** start **
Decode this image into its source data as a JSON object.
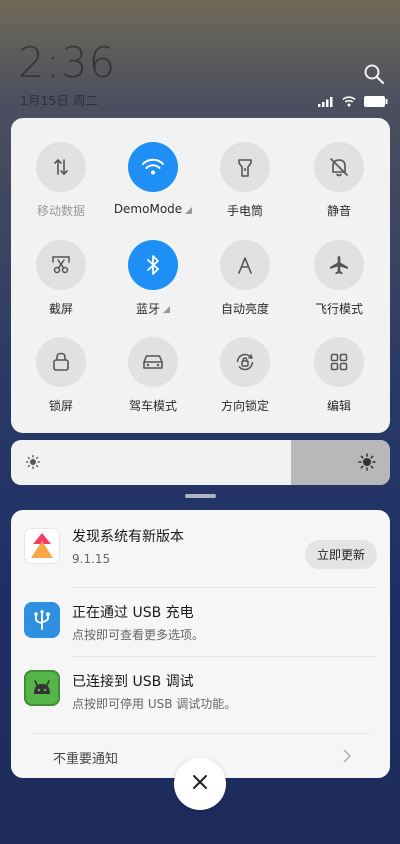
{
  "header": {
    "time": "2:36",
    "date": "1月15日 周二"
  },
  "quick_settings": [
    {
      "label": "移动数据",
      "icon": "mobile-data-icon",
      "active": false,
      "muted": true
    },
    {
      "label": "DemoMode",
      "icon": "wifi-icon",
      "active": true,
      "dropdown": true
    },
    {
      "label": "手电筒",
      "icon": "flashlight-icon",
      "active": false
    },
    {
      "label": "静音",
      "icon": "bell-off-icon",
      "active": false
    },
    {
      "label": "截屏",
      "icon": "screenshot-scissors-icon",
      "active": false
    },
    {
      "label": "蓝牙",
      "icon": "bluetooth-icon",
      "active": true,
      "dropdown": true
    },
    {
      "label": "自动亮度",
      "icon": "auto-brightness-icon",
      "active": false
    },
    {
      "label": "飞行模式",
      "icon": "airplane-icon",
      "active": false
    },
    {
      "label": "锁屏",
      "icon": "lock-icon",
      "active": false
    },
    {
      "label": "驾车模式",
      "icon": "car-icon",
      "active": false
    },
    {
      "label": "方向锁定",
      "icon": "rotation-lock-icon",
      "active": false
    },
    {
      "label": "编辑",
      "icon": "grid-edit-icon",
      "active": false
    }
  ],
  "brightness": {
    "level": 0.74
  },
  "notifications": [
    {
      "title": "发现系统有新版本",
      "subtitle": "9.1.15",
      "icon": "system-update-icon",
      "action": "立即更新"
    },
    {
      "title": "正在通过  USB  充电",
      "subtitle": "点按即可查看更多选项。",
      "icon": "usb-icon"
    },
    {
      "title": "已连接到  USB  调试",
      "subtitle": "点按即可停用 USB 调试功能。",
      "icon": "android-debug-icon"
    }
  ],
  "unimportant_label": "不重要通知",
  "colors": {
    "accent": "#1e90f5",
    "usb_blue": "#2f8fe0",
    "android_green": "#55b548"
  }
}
** end **
## Work to complete
In the records above, find the lines containing "brightness" and copy them.

## Worked answer
      "icon": "auto-brightness-icon",
  "brightness": {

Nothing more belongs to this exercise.